### GIVEN DATA ###
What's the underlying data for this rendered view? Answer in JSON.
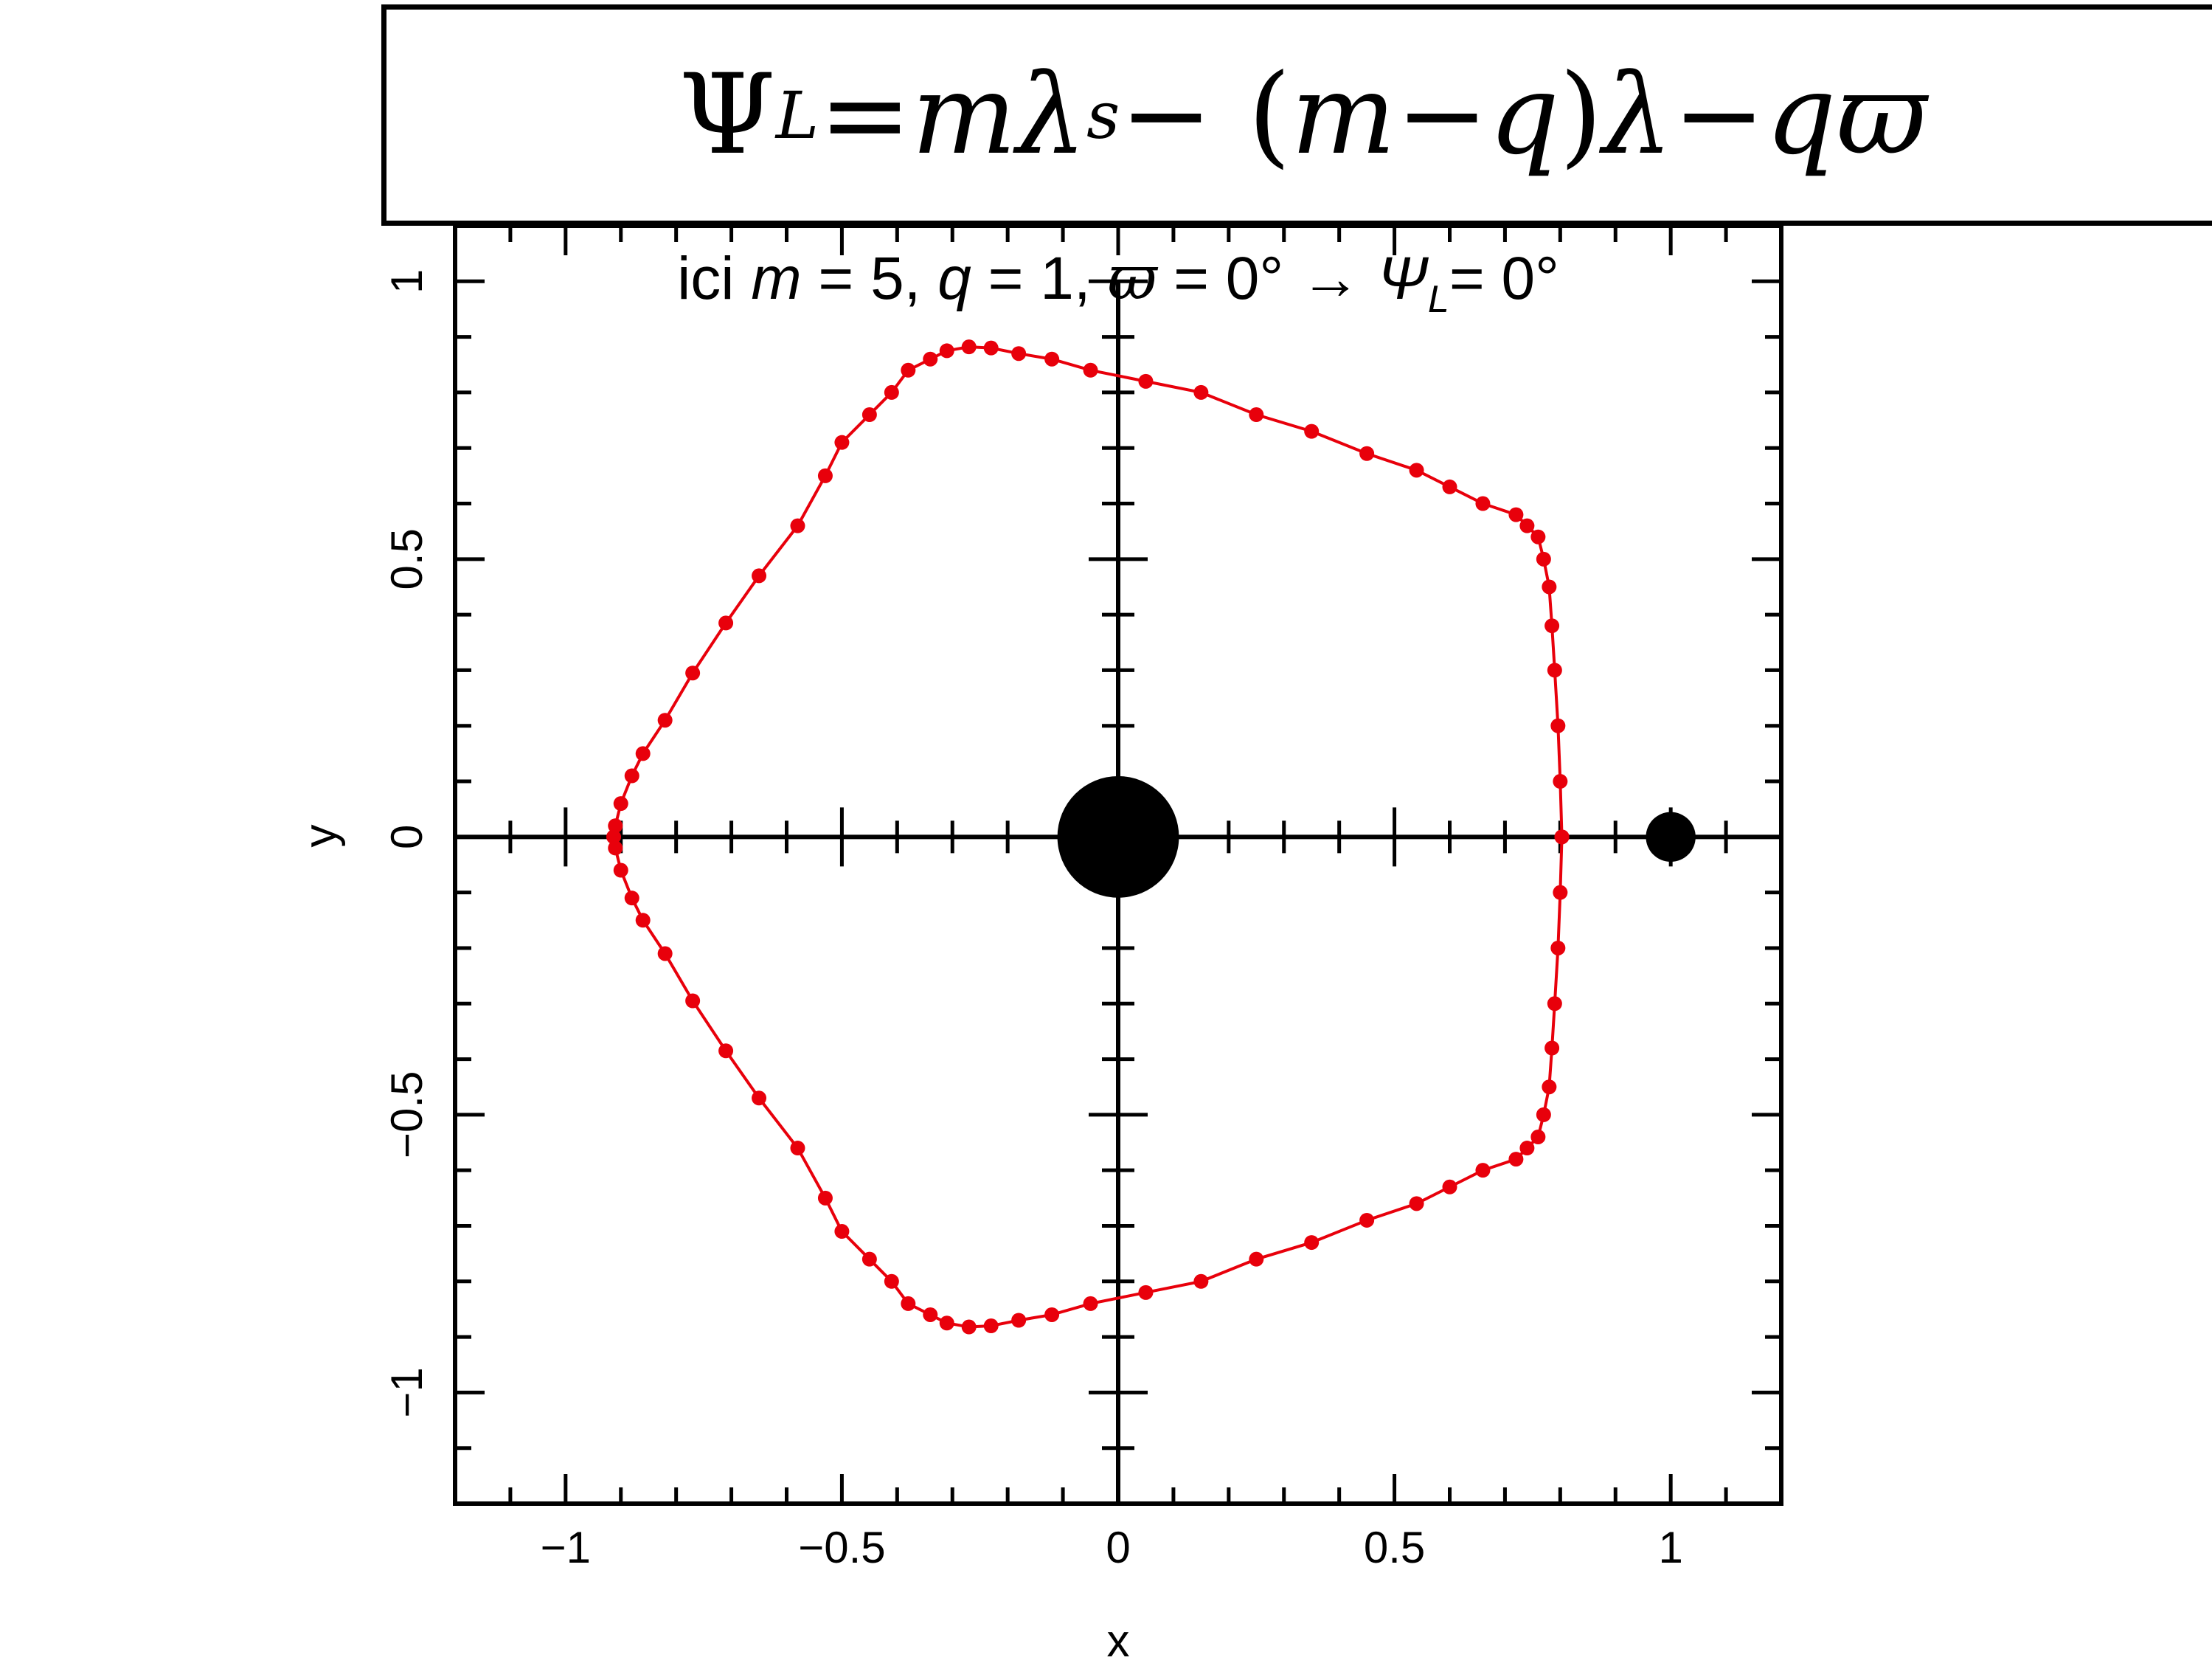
{
  "formula": {
    "lhs_symbol": "Ψ",
    "lhs_sub": "L",
    "equals": " = ",
    "t1": "m",
    "t2": "λ",
    "t2_sub": "s",
    "t3": " − (",
    "t4": "m",
    "t5": " − ",
    "t6": "q",
    "t7": ")",
    "t8": "λ",
    "t9": " − ",
    "t10": "q",
    "t11": "ϖ"
  },
  "subtitle": {
    "p1": "ici ",
    "m": "m",
    "p2": " = 5, ",
    "q": "q",
    "p3": " = 1, ",
    "w": "ϖ",
    "p4": " = 0° → ",
    "psi": "Ψ",
    "psi_sub": "L",
    "p5": "= 0°"
  },
  "chart_data": {
    "type": "scatter",
    "xlabel": "x",
    "ylabel": "y",
    "xlim": [
      -1.2,
      1.2
    ],
    "ylim": [
      -1.2,
      1.1
    ],
    "x_ticks": [
      -1,
      -0.5,
      0,
      0.5,
      1
    ],
    "x_tick_labels": [
      "−1",
      "−0.5",
      "0",
      "0.5",
      "1"
    ],
    "y_ticks": [
      -1,
      -0.5,
      0,
      0.5,
      1
    ],
    "y_tick_labels": [
      "−1",
      "−0.5",
      "0",
      "0.5",
      "1"
    ],
    "minor_tick_step": 0.1,
    "grid": false,
    "colors": {
      "orbit": "#e8000b",
      "body": "#000000",
      "axes": "#000000"
    },
    "series": [
      {
        "marker": "dots-connected",
        "color": "#e8000b",
        "points": [
          [
            0.803,
            0.0
          ],
          [
            0.8,
            0.1
          ],
          [
            0.796,
            0.2
          ],
          [
            0.79,
            0.3
          ],
          [
            0.785,
            0.38
          ],
          [
            0.78,
            0.45
          ],
          [
            0.77,
            0.5
          ],
          [
            0.76,
            0.54
          ],
          [
            0.74,
            0.56
          ],
          [
            0.72,
            0.58
          ],
          [
            0.66,
            0.6
          ],
          [
            0.6,
            0.63
          ],
          [
            0.54,
            0.66
          ],
          [
            0.45,
            0.69
          ],
          [
            0.35,
            0.73
          ],
          [
            0.25,
            0.76
          ],
          [
            0.15,
            0.8
          ],
          [
            0.05,
            0.82
          ],
          [
            -0.05,
            0.84
          ],
          [
            -0.12,
            0.86
          ],
          [
            -0.18,
            0.87
          ],
          [
            -0.23,
            0.88
          ],
          [
            -0.27,
            0.882
          ],
          [
            -0.31,
            0.875
          ],
          [
            -0.34,
            0.86
          ],
          [
            -0.38,
            0.84
          ],
          [
            -0.41,
            0.8
          ],
          [
            -0.45,
            0.76
          ],
          [
            -0.5,
            0.71
          ],
          [
            -0.53,
            0.65
          ],
          [
            -0.58,
            0.56
          ],
          [
            -0.65,
            0.47
          ],
          [
            -0.71,
            0.385
          ],
          [
            -0.77,
            0.295
          ],
          [
            -0.82,
            0.21
          ],
          [
            -0.86,
            0.15
          ],
          [
            -0.88,
            0.11
          ],
          [
            -0.9,
            0.06
          ],
          [
            -0.91,
            0.02
          ],
          [
            -0.913,
            0.0
          ],
          [
            -0.91,
            -0.02
          ],
          [
            -0.9,
            -0.06
          ],
          [
            -0.88,
            -0.11
          ],
          [
            -0.86,
            -0.15
          ],
          [
            -0.82,
            -0.21
          ],
          [
            -0.77,
            -0.295
          ],
          [
            -0.71,
            -0.385
          ],
          [
            -0.65,
            -0.47
          ],
          [
            -0.58,
            -0.56
          ],
          [
            -0.53,
            -0.65
          ],
          [
            -0.5,
            -0.71
          ],
          [
            -0.45,
            -0.76
          ],
          [
            -0.41,
            -0.8
          ],
          [
            -0.38,
            -0.84
          ],
          [
            -0.34,
            -0.86
          ],
          [
            -0.31,
            -0.875
          ],
          [
            -0.27,
            -0.882
          ],
          [
            -0.23,
            -0.88
          ],
          [
            -0.18,
            -0.87
          ],
          [
            -0.12,
            -0.86
          ],
          [
            -0.05,
            -0.84
          ],
          [
            0.05,
            -0.82
          ],
          [
            0.15,
            -0.8
          ],
          [
            0.25,
            -0.76
          ],
          [
            0.35,
            -0.73
          ],
          [
            0.45,
            -0.69
          ],
          [
            0.54,
            -0.66
          ],
          [
            0.6,
            -0.63
          ],
          [
            0.66,
            -0.6
          ],
          [
            0.72,
            -0.58
          ],
          [
            0.74,
            -0.56
          ],
          [
            0.76,
            -0.54
          ],
          [
            0.77,
            -0.5
          ],
          [
            0.78,
            -0.45
          ],
          [
            0.785,
            -0.38
          ],
          [
            0.79,
            -0.3
          ],
          [
            0.796,
            -0.2
          ],
          [
            0.8,
            -0.1
          ],
          [
            0.803,
            0.0
          ]
        ]
      }
    ],
    "bodies": [
      {
        "name": "primary",
        "x": 0,
        "y": 0,
        "radius": 0.11,
        "color": "#000000"
      },
      {
        "name": "secondary",
        "x": 1,
        "y": 0,
        "radius": 0.045,
        "color": "#000000"
      }
    ]
  }
}
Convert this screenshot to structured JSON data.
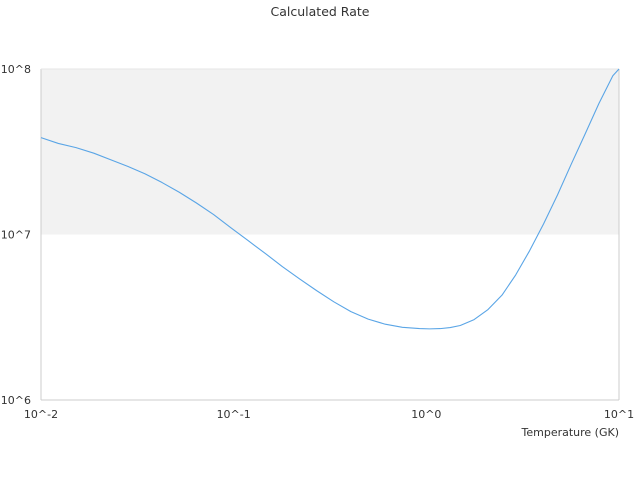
{
  "chart_data": {
    "type": "line",
    "title": "Calculated Rate",
    "xlabel": "Temperature (GK)",
    "ylabel": "",
    "x_scale": "log",
    "y_scale": "log",
    "xlim": [
      0.01,
      10
    ],
    "ylim": [
      1000000,
      100000000
    ],
    "x_ticks": [
      {
        "value": 0.01,
        "label": "10^-2"
      },
      {
        "value": 0.1,
        "label": "10^-1"
      },
      {
        "value": 1,
        "label": "10^0"
      },
      {
        "value": 10,
        "label": "10^1"
      }
    ],
    "y_ticks": [
      {
        "value": 1000000,
        "label": "10^6"
      },
      {
        "value": 10000000,
        "label": "10^7"
      },
      {
        "value": 100000000,
        "label": "10^8"
      }
    ],
    "bands": [
      {
        "from": 10000000,
        "to": 100000000,
        "color": "#f2f2f2"
      }
    ],
    "grid": false,
    "legend": "none",
    "colors": {
      "series": "#5aa5e6",
      "axis": "#cccccc",
      "text": "#333333"
    },
    "series": [
      {
        "x": [
          0.01,
          0.0123,
          0.0152,
          0.0188,
          0.023,
          0.0282,
          0.0346,
          0.0425,
          0.0522,
          0.0641,
          0.0787,
          0.0966,
          0.1186,
          0.1456,
          0.1788,
          0.2195,
          0.2695,
          0.331,
          0.406,
          0.499,
          0.612,
          0.751,
          0.922,
          1.04,
          1.18,
          1.33,
          1.5,
          1.77,
          2.09,
          2.47,
          2.91,
          3.44,
          4.06,
          4.79,
          5.65,
          6.67,
          7.87,
          9.29,
          10.0
        ],
        "y": [
          38500000,
          35500000,
          33500000,
          31000000,
          28300000,
          25800000,
          23300000,
          20600000,
          18000000,
          15500000,
          13200000,
          11000000,
          9200000,
          7700000,
          6400000,
          5400000,
          4580000,
          3920000,
          3420000,
          3080000,
          2870000,
          2750000,
          2700000,
          2690000,
          2700000,
          2740000,
          2820000,
          3060000,
          3520000,
          4300000,
          5700000,
          8000000,
          11600000,
          17300000,
          26600000,
          40500000,
          62000000,
          91000000,
          100000000
        ]
      }
    ]
  }
}
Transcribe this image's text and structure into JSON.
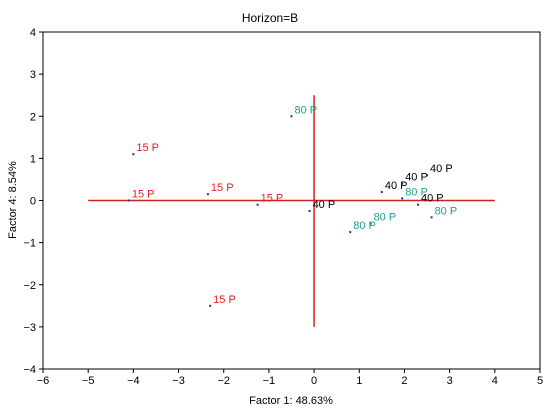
{
  "chart_data": {
    "type": "scatter",
    "title": "Horizon=B",
    "xlabel": "Factor 1: 48.63%",
    "ylabel": "Factor 4:  8.54%",
    "xlim": [
      -6,
      5
    ],
    "ylim": [
      -4,
      4
    ],
    "xticks": [
      "−6",
      "−5",
      "−4",
      "−3",
      "−2",
      "−1",
      "0",
      "1",
      "2",
      "3",
      "4",
      "5"
    ],
    "yticks": [
      "−4",
      "−3",
      "−2",
      "−1",
      "0",
      "1",
      "2",
      "3",
      "4"
    ],
    "grid": false,
    "reference_lines": {
      "horizontal": {
        "y": 0,
        "x_from": -5,
        "x_to": 4
      },
      "vertical": {
        "x": 0,
        "y_from": -3,
        "y_to": 2.5
      }
    },
    "colors": {
      "15 P": "#e02020",
      "40 P": "#000000",
      "80 P": "#20a090",
      "reference_line": "#d02020",
      "point": "#2030a0"
    },
    "points": [
      {
        "label": "15 P",
        "x": -4.0,
        "y": 1.1
      },
      {
        "label": "15 P",
        "x": -4.1,
        "y": 0.0
      },
      {
        "label": "15 P",
        "x": -2.35,
        "y": 0.15
      },
      {
        "label": "15 P",
        "x": -1.25,
        "y": -0.1
      },
      {
        "label": "15 P",
        "x": -2.3,
        "y": -2.5
      },
      {
        "label": "80 P",
        "x": -0.5,
        "y": 2.0
      },
      {
        "label": "40 P",
        "x": -0.1,
        "y": -0.25
      },
      {
        "label": "40 P",
        "x": 1.5,
        "y": 0.2
      },
      {
        "label": "40 P",
        "x": 1.95,
        "y": 0.4
      },
      {
        "label": "40 P",
        "x": 2.5,
        "y": 0.6
      },
      {
        "label": "80 P",
        "x": 1.95,
        "y": 0.05
      },
      {
        "label": "40 P",
        "x": 2.3,
        "y": -0.1
      },
      {
        "label": "80 P",
        "x": 2.6,
        "y": -0.4
      },
      {
        "label": "80 P",
        "x": 1.25,
        "y": -0.55
      },
      {
        "label": "80 P",
        "x": 0.8,
        "y": -0.75
      }
    ]
  }
}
###
TASK: Work through the data and report how many of its lines hold the word "this", giving only the figure.

CORRECT ANSWER: 3